#### Work required
Copy out each line exactly; pictures stay out of the copy.

#### Supplied entries
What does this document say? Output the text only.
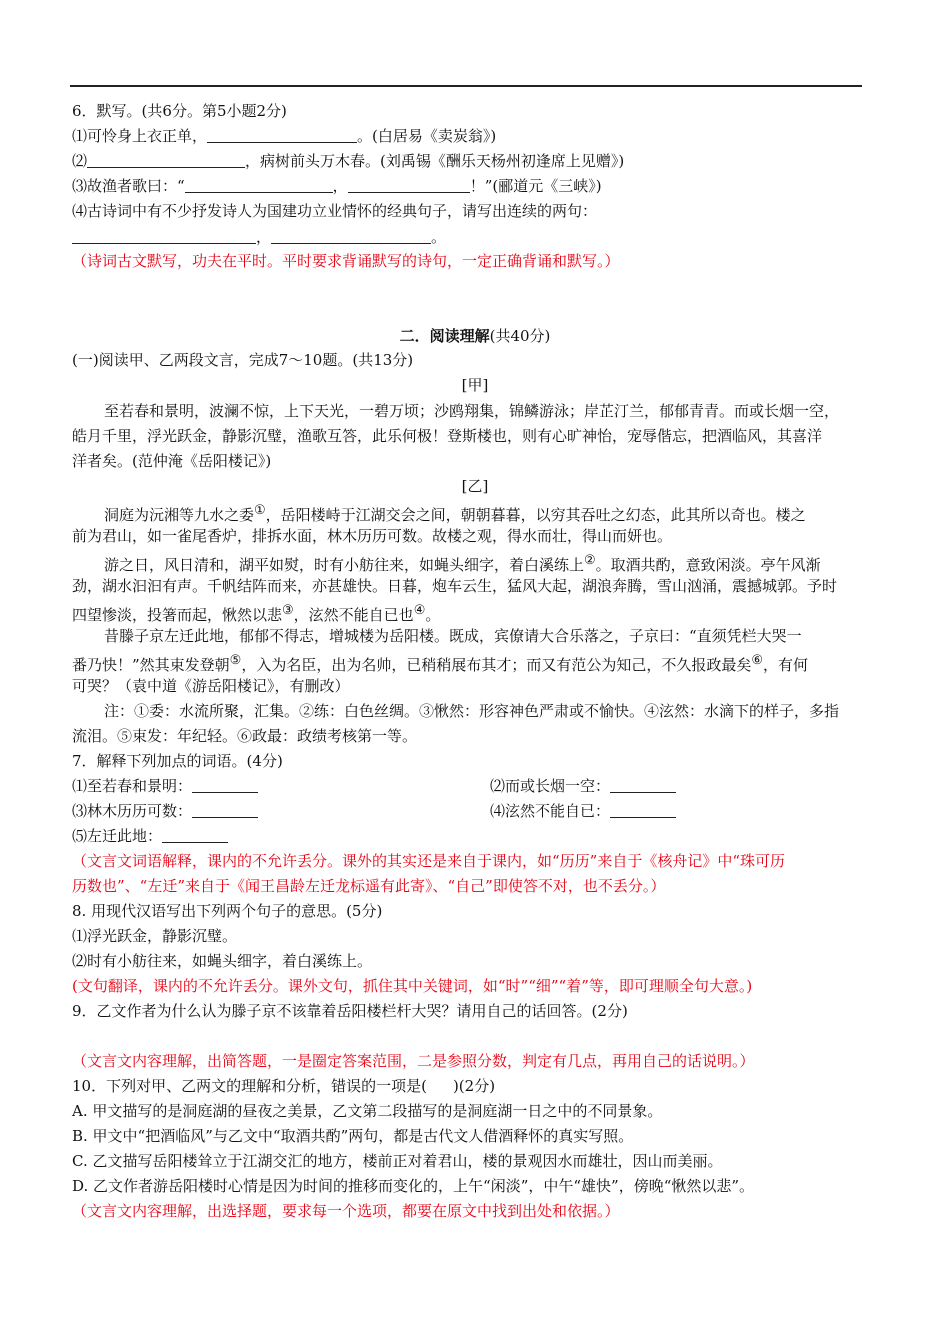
6．默写。(共6分。第5小题2分)
⑴可怜身上衣正单，	。(白居易《卖炭翁》)
⑵	，病树前头万木春。(刘禹锡《酬乐天杨州初逢席上见赠》)
⑶故渔者歌曰：“	，	！”(郦道元《三峡》)
⑷古诗词中有不少抒发诗人为国建功立业情怀的经典句子，请写出连续的两句：
，	。
（诗词古文默写，功夫在平时。平时要求背诵默写的诗句，一定正确背诵和默写。）
二．阅读理解(共40分)
(一)阅读甲、乙两段文言，完成7～10题。(共13分)
[甲]
至若春和景明，波澜不惊，上下天光，一碧万顷；沙鸥翔集，锦鳞游泳；岸芷汀兰，郁郁青青。而或长烟一空，
皓月千里，浮光跃金，静影沉璧，渔歌互答，此乐何极！登斯楼也，则有心旷神怡，宠辱偕忘，把酒临风，其喜洋
洋者矣。(范仲淹《岳阳楼记》)
[乙]
洞庭为沅湘等九水之委①，岳阳楼峙于江湖交会之间，朝朝暮暮，以穷其吞吐之幻态，此其所以奇也。楼之
前为君山，如一雀尾香炉，排拆水面，林木历历可数。故楼之观，得水而壮，得山而妍也。
游之日，风日清和，湖平如熨，时有小舫往来，如蝇头细字，着白溪练上②。取酒共酌，意致闲淡。亭午风渐
劲，湖水汩汩有声。千帆结阵而来，亦甚雄快。日暮，炮车云生，猛风大起，湖浪奔腾，雪山汹涌，震撼城郭。予时
四望惨淡，投箸而起，愀然以悲③，泫然不能自已也④。
昔滕子京左迁此地，郁郁不得志，增城楼为岳阳楼。既成，宾僚请大合乐落之，子京曰：“直须凭栏大哭一
番乃快！”然其束发登朝⑤，入为名臣，出为名帅，已稍稍展布其才；而又有范公为知己，不久报政最矣⑥，有何
可哭？（袁中道《游岳阳楼记》，有删改）
注：①委：水流所聚，汇集。②练：白色丝绸。③愀然：形容神色严肃或不愉快。④泫然：水滴下的样子，多指
流泪。⑤束发：年纪轻。⑥政最：政绩考核第一等。
7．解释下列加点的词语。(4分)
⑴至若春和景明：	⑵而或长烟一空：
⑶林木历历可数：	⑷泫然不能自已：
⑸左迁此地：
（文言文词语解释，课内的不允许丢分。课外的其实还是来自于课内，如“历历”来自于《核舟记》中“珠可历
历数也”、“左迁”来自于《闻王昌龄左迁龙标遥有此寄》、“自己”即使答不对，也不丢分。）
8. 用现代汉语写出下列两个句子的意思。(5分)
⑴浮光跃金，静影沉璧。
⑵时有小舫往来，如蝇头细字，着白溪练上。
(文句翻译，课内的不允许丢分。课外文句，抓住其中关键词，如“时”“细”“着”等，即可理顺全句大意。)
9．乙文作者为什么认为滕子京不该靠着岳阳楼栏杆大哭？请用自己的话回答。(2分)
（文言文内容理解，出简答题，一是圈定答案范围，二是参照分数，判定有几点，再用自己的话说明。）
10．下列对甲、乙两文的理解和分析，错误的一项是( )(2分)
A. 甲文描写的是洞庭湖的昼夜之美景，乙文第二段描写的是洞庭湖一日之中的不同景象。
B. 甲文中“把酒临风”与乙文中“取酒共酌”两句，都是古代文人借酒释怀的真实写照。
C. 乙文描写岳阳楼耸立于江湖交汇的地方，楼前正对着君山，楼的景观因水而雄壮，因山而美丽。
D. 乙文作者游岳阳楼时心情是因为时间的推移而变化的，上午“闲淡”，中午“雄快”，傍晚“愀然以悲”。
（文言文内容理解，出选择题，要求每一个选项，都要在原文中找到出处和依据。）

#### Reply
What does this document say? Output the text only.
6．默写。(共6分。第5小题2分)
⑴可怜身上衣正单，	。(白居易《卖炭翁》)
⑵	，病树前头万木春。(刘禹锡《酬乐天杨州初逢席上见赠》)
⑶故渔者歌曰：“	，	！”(郦道元《三峡》)
⑷古诗词中有不少抒发诗人为国建功立业情怀的经典句子，请写出连续的两句：
，	。
（诗词古文默写，功夫在平时。平时要求背诵默写的诗句，一定正确背诵和默写。）
二．阅读理解(共40分)
(一)阅读甲、乙两段文言，完成7～10题。(共13分)
[甲]
至若春和景明，波澜不惊，上下天光，一碧万顷；沙鸥翔集，锦鳞游泳；岸芷汀兰，郁郁青青。而或长烟一空，
皓月千里，浮光跃金，静影沉璧，渔歌互答，此乐何极！登斯楼也，则有心旷神怡，宠辱偕忘，把酒临风，其喜洋
洋者矣。(范仲淹《岳阳楼记》)
[乙]
洞庭为沅湘等九水之委①，岳阳楼峙于江湖交会之间，朝朝暮暮，以穷其吞吐之幻态，此其所以奇也。楼之
前为君山，如一雀尾香炉，排拆水面，林木历历可数。故楼之观，得水而壮，得山而妍也。
游之日，风日清和，湖平如熨，时有小舫往来，如蝇头细字，着白溪练上②。取酒共酌，意致闲淡。亭午风渐
劲，湖水汩汩有声。千帆结阵而来，亦甚雄快。日暮，炮车云生，猛风大起，湖浪奔腾，雪山汹涌，震撼城郭。予时
四望惨淡，投箸而起，愀然以悲③，泫然不能自已也④。
昔滕子京左迁此地，郁郁不得志，增城楼为岳阳楼。既成，宾僚请大合乐落之，子京曰：“直须凭栏大哭一
番乃快！”然其束发登朝⑤，入为名臣，出为名帅，已稍稍展布其才；而又有范公为知己，不久报政最矣⑥，有何
可哭？（袁中道《游岳阳楼记》，有删改）
注：①委：水流所聚，汇集。②练：白色丝绸。③愀然：形容神色严肃或不愉快。④泫然：水滴下的样子，多指
流泪。⑤束发：年纪轻。⑥政最：政绩考核第一等。
7．解释下列加点的词语。(4分)
⑴至若春和景明：	⑵而或长烟一空：
⑶林木历历可数：	⑷泫然不能自已：
⑸左迁此地：
（文言文词语解释，课内的不允许丢分。课外的其实还是来自于课内，如“历历”来自于《核舟记》中“珠可历
历数也”、“左迁”来自于《闻王昌龄左迁龙标遥有此寄》、“自己”即使答不对，也不丢分。）
8. 用现代汉语写出下列两个句子的意思。(5分)
⑴浮光跃金，静影沉璧。
⑵时有小舫往来，如蝇头细字，着白溪练上。
(文句翻译，课内的不允许丢分。课外文句，抓住其中关键词，如“时”“细”“着”等，即可理顺全句大意。)
9．乙文作者为什么认为滕子京不该靠着岳阳楼栏杆大哭？请用自己的话回答。(2分)
（文言文内容理解，出简答题，一是圈定答案范围，二是参照分数，判定有几点，再用自己的话说明。）
10．下列对甲、乙两文的理解和分析，错误的一项是( )(2分)
A. 甲文描写的是洞庭湖的昼夜之美景，乙文第二段描写的是洞庭湖一日之中的不同景象。
B. 甲文中“把酒临风”与乙文中“取酒共酌”两句，都是古代文人借酒释怀的真实写照。
C. 乙文描写岳阳楼耸立于江湖交汇的地方，楼前正对着君山，楼的景观因水而雄壮，因山而美丽。
D. 乙文作者游岳阳楼时心情是因为时间的推移而变化的，上午“闲淡”，中午“雄快”，傍晚“愀然以悲”。
（文言文内容理解，出选择题，要求每一个选项，都要在原文中找到出处和依据。）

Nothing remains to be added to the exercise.